* Exercise task *
Copy each line below that contains "screenshot".

* Provided information *
>> BEGIN
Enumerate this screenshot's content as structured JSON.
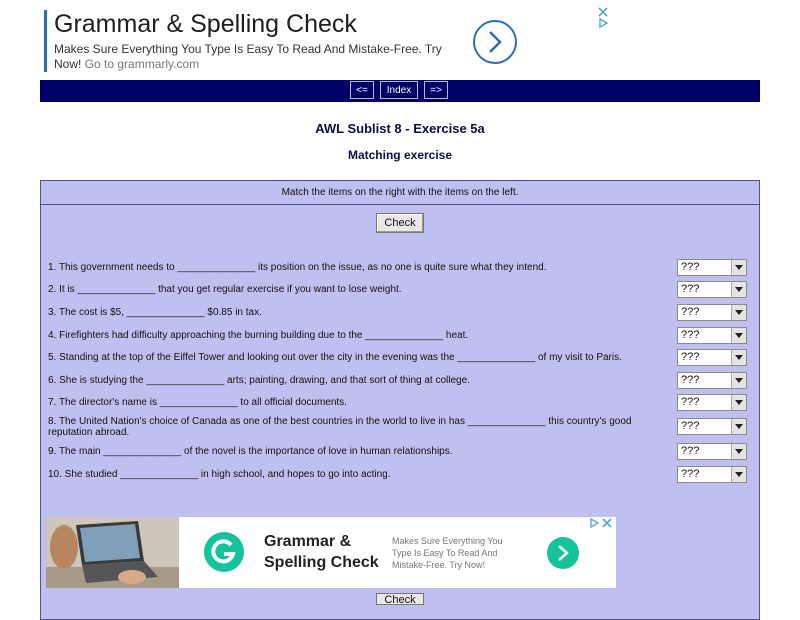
{
  "ad_top": {
    "title": "Grammar & Spelling Check",
    "desc": "Makes Sure Everything You Type Is Easy To Read And Mistake-Free. Try Now!",
    "url": "Go to grammarly.com"
  },
  "nav": {
    "prev": "<=",
    "index": "Index",
    "next": "=>"
  },
  "page": {
    "title": "AWL Sublist 8 - Exercise 5a",
    "subtitle": "Matching exercise",
    "instructions": "Match the items on the right with the items on the left.",
    "check_label": "Check"
  },
  "questions": [
    "1. This government needs to ______________ its position on the issue, as no one is quite sure what they intend.",
    "2. It is ______________ that you get regular exercise if you want to lose weight.",
    "3. The cost is $5, ______________ $0.85 in tax.",
    "4. Firefighters had difficulty approaching the burning building due to the ______________ heat.",
    "5. Standing at the top of the Eiffel Tower and looking out over the city in the evening was the ______________ of my visit to Paris.",
    "6. She is studying the ______________ arts; painting, drawing, and that sort of thing at college.",
    "7. The director's name is ______________ to all official documents.",
    "8. The United Nation's choice of Canada as one of the best countries in the world to live in has ______________ this country's good reputation abroad.",
    "9. The main ______________ of the novel is the importance of love in human relationships.",
    "10. She studied ______________ in high school, and hopes to go into acting."
  ],
  "select_value": "???",
  "ad_bottom": {
    "title": "Grammar & Spelling Check",
    "desc": "Makes Sure Everything You Type Is Easy To Read And Mistake-Free. Try Now!"
  },
  "colors": {
    "nav_bg": "#000066",
    "box_bg": "#c0c0f0",
    "brand_green": "#15c39a",
    "ad_blue": "#2a6fb3"
  }
}
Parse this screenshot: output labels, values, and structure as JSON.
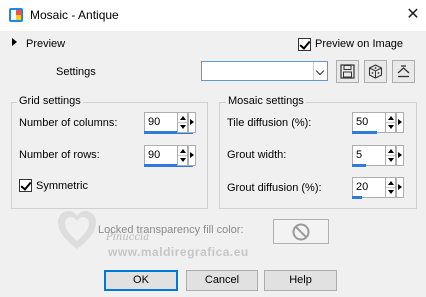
{
  "window": {
    "title": "Mosaic - Antique",
    "close_icon": "close-icon",
    "app_icon": "paintshop-pro-icon"
  },
  "preview": {
    "toggle_label": "Preview",
    "preview_on_image_label": "Preview on Image",
    "preview_on_image_checked": true
  },
  "settings": {
    "label": "Settings",
    "value": "",
    "toolbar": {
      "save_icon": "save-icon",
      "randomize_icon": "dice-icon",
      "reset_icon": "reset-icon"
    }
  },
  "grid_settings": {
    "title": "Grid settings",
    "columns_label": "Number of columns:",
    "columns_value": "90",
    "rows_label": "Number of rows:",
    "rows_value": "90",
    "symmetric_label": "Symmetric",
    "symmetric_checked": true
  },
  "mosaic_settings": {
    "title": "Mosaic settings",
    "tile_diffusion_label": "Tile diffusion (%):",
    "tile_diffusion_value": "50",
    "grout_width_label": "Grout width:",
    "grout_width_value": "5",
    "grout_diffusion_label": "Grout diffusion (%):",
    "grout_diffusion_value": "20"
  },
  "locked_transparency": {
    "label": "Locked transparency fill color:",
    "swatch_icon": "no-color-icon"
  },
  "watermark": {
    "name": "Pinuccia",
    "url": "www.maldiregrafica.eu"
  },
  "buttons": {
    "ok": "OK",
    "cancel": "Cancel",
    "help": "Help"
  },
  "colors": {
    "accent": "#0078d7",
    "spin_bar": "#2f7bd9",
    "background": "#f0f0f0"
  }
}
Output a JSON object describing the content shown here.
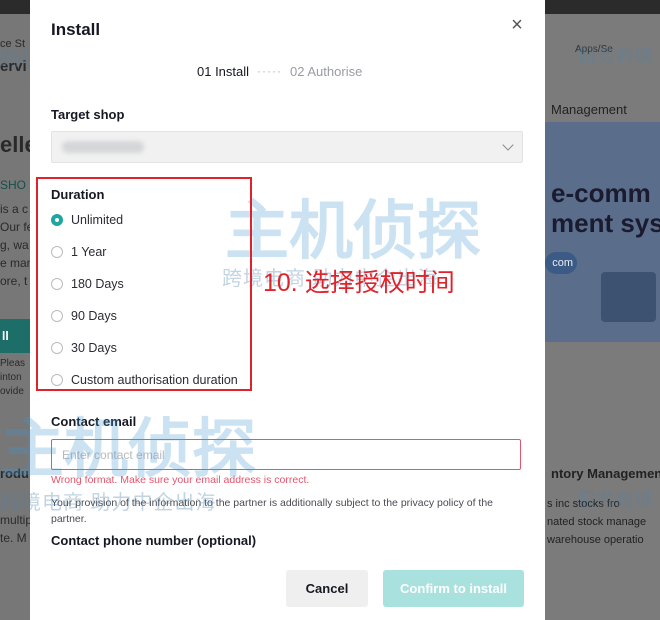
{
  "background": {
    "left_fragments": [
      "ce St",
      "ervi",
      "elle",
      "SHO",
      "is a c",
      "Our fe",
      "g, wa",
      "e man",
      "ore, t",
      "ll",
      "Pleas",
      "inton",
      "ovide",
      "rodu",
      "multip",
      "te. M"
    ],
    "right_fragments": [
      "Apps/Se",
      "Management",
      "e-comm",
      "ment sys",
      "com",
      "ntory Managemen",
      "s inc stocks fro",
      "nated stock manage",
      "warehouse operatio"
    ]
  },
  "watermark": {
    "main": "主机侦探",
    "sub": "跨境电商 助力中企出海",
    "sub_right": "服务跨境"
  },
  "modal": {
    "title": "Install",
    "close_icon": "×",
    "steps": {
      "step1": "01 Install",
      "dots": "·····",
      "step2": "02 Authorise"
    },
    "target_shop": {
      "label": "Target shop"
    },
    "duration": {
      "label": "Duration",
      "options": [
        {
          "label": "Unlimited",
          "selected": true
        },
        {
          "label": "1 Year",
          "selected": false
        },
        {
          "label": "180 Days",
          "selected": false
        },
        {
          "label": "90 Days",
          "selected": false
        },
        {
          "label": "30 Days",
          "selected": false
        },
        {
          "label": "Custom authorisation duration",
          "selected": false
        }
      ]
    },
    "contact_email": {
      "label": "Contact email",
      "placeholder": "Enter contact email",
      "value": "",
      "error": "Wrong format. Make sure your email address is correct.",
      "privacy": "Your provision of the information to the partner is additionally subject to the privacy policy of the partner."
    },
    "contact_phone": {
      "label": "Contact phone number (optional)"
    },
    "buttons": {
      "cancel": "Cancel",
      "confirm": "Confirm to install"
    }
  },
  "annotation": {
    "text": "10. 选择授权时间",
    "color": "#e0232b"
  },
  "colors": {
    "accent": "#1fa6a1",
    "error": "#e5566d",
    "confirm_disabled": "#a8e1dd"
  }
}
>> END
* Finished exercise *
Enumerate this screenshot's content as structured JSON.
Parse this screenshot: output labels, values, and structure as JSON.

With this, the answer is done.